## START EXERCISE MATERIAL
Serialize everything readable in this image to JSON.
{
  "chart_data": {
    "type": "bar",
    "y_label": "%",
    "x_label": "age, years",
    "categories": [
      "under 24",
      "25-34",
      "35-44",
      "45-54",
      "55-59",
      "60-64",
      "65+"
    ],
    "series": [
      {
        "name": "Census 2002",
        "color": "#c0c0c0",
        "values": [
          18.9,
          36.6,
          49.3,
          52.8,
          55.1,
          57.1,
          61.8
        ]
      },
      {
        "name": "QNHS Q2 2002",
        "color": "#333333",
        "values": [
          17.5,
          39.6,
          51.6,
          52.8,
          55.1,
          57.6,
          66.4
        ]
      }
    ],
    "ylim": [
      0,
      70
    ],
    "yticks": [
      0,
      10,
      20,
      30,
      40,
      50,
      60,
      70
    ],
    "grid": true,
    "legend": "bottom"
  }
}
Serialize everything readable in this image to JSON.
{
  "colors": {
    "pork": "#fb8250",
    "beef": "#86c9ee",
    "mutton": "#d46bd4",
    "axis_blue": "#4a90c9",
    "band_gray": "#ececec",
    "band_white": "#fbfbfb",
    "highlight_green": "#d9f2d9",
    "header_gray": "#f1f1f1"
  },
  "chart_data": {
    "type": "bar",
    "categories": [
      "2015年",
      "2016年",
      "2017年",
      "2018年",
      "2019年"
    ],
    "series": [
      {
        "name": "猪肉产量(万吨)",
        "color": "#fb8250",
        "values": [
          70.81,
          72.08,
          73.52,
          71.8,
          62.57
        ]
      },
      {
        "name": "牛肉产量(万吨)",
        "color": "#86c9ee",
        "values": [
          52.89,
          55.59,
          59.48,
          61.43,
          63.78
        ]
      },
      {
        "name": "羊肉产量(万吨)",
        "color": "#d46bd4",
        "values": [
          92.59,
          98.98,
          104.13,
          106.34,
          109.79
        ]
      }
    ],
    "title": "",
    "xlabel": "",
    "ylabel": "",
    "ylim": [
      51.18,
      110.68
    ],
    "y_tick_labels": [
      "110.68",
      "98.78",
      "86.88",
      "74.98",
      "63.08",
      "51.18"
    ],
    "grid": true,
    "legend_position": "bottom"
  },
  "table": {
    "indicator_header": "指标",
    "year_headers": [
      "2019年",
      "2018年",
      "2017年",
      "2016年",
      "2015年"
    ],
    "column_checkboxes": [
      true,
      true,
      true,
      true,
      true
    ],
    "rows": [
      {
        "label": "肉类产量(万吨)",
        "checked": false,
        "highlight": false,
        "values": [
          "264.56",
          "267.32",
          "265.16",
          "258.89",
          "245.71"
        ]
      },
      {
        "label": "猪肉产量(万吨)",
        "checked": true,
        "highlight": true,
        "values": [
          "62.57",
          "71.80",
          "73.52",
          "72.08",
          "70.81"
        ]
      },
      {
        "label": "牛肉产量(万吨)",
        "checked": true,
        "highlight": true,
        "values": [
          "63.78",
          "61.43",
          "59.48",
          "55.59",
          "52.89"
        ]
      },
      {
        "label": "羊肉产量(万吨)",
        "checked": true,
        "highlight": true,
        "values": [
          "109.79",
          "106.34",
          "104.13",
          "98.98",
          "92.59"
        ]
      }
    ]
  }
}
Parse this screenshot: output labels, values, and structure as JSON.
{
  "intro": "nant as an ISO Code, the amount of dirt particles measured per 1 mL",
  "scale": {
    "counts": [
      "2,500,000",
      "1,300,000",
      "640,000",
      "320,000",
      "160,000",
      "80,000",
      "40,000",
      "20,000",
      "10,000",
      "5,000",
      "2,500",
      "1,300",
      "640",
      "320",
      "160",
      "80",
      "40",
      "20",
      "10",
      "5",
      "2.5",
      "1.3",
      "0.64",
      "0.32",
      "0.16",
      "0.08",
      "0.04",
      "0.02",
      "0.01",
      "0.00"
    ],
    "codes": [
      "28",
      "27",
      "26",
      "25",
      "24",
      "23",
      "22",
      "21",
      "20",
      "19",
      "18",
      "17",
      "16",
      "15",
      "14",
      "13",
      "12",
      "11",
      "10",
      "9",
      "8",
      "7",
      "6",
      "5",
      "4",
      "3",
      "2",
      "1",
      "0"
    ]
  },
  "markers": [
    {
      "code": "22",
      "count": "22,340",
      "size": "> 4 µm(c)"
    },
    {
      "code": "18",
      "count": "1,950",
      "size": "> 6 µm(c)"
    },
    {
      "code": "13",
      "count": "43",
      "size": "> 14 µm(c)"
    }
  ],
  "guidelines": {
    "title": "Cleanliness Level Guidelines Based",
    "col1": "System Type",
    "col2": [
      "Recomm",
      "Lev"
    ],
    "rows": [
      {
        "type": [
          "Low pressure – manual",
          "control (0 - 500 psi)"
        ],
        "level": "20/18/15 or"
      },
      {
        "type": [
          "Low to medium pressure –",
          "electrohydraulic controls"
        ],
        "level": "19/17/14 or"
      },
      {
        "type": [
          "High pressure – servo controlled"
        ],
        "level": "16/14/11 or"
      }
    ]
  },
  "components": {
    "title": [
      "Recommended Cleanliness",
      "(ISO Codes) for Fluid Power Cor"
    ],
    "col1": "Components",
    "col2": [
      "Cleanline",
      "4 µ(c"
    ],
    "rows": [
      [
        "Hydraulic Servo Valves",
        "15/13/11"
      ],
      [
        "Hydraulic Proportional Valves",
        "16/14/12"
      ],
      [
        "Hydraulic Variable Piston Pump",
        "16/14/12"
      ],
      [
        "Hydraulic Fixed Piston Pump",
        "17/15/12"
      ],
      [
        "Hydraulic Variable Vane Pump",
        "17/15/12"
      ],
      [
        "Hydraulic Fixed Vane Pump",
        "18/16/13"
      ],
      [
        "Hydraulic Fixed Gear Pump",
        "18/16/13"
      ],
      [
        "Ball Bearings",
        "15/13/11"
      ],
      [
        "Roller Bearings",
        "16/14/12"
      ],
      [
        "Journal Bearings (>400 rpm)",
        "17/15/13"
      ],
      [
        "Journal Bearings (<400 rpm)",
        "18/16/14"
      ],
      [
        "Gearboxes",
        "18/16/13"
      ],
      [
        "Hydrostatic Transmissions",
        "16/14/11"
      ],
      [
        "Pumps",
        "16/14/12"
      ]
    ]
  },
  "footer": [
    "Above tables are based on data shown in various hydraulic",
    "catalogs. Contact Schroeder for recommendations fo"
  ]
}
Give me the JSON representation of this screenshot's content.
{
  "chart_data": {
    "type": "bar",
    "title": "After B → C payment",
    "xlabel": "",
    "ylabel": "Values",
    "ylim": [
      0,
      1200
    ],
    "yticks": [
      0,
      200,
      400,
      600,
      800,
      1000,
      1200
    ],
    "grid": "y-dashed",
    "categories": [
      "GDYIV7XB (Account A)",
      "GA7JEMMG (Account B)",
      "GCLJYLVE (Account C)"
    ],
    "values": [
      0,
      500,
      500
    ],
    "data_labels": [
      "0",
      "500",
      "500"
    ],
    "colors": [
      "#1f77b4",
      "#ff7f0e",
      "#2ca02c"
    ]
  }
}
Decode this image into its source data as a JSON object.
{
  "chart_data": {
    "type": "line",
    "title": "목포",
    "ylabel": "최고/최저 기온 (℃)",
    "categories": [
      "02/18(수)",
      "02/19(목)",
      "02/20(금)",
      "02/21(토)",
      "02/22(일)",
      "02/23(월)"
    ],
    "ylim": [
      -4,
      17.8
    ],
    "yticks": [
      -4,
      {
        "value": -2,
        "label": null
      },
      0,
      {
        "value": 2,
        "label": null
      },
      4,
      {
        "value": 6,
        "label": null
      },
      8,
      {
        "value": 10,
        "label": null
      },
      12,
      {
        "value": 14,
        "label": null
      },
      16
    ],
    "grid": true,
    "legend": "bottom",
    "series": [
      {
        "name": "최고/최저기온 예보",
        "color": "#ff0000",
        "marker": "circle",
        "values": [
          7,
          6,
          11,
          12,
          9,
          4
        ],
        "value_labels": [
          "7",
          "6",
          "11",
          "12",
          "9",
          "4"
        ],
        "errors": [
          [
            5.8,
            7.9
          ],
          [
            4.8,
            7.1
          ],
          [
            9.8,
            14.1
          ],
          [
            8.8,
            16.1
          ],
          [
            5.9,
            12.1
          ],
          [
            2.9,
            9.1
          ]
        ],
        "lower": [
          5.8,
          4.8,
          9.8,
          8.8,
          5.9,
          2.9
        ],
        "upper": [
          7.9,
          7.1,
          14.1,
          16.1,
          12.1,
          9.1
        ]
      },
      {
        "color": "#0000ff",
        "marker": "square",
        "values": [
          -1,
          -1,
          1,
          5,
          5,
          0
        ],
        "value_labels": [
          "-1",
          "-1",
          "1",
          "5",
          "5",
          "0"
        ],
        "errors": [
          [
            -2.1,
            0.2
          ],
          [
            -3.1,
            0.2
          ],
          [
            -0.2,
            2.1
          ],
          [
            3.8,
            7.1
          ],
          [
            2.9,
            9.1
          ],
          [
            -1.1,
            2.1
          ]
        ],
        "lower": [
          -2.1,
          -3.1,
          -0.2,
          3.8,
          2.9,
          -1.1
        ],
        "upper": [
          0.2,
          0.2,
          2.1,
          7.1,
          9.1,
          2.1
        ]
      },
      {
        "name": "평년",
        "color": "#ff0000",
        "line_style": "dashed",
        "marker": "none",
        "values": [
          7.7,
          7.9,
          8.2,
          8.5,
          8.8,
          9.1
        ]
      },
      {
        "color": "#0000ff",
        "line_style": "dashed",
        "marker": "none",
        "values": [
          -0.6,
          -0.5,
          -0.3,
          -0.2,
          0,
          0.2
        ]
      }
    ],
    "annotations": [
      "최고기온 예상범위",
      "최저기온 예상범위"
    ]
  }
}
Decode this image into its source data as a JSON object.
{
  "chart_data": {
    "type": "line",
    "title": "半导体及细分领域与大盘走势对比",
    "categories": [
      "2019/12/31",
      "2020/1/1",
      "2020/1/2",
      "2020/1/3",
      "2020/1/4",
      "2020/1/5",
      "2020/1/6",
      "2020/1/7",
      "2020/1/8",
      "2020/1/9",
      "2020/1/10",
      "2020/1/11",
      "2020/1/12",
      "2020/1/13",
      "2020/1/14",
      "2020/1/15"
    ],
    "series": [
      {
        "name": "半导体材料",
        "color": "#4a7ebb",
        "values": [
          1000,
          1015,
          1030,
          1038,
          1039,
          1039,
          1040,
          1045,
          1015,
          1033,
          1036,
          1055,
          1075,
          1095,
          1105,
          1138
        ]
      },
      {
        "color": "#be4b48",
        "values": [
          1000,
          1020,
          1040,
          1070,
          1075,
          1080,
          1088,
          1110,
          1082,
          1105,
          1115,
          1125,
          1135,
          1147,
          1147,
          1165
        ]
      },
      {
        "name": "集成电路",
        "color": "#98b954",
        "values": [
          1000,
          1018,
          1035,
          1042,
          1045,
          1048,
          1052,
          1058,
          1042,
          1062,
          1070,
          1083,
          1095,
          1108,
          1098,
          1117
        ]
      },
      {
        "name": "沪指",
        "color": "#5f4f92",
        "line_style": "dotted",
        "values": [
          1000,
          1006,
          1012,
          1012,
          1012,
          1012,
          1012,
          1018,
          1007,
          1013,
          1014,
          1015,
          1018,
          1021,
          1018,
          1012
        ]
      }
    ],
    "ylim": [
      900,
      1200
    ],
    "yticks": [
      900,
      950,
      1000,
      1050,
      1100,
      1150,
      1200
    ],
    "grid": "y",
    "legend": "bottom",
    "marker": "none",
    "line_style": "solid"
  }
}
## END EXERCISE MATERIAL
> [SHORT TASK]:
Pick out each line containing "Fixed" and report it.

> [TASK OUTPUT]:
        "Hydraulic Fixed Piston Pump",
        "Hydraulic Fixed Vane Pump",
        "Hydraulic Fixed Gear Pump",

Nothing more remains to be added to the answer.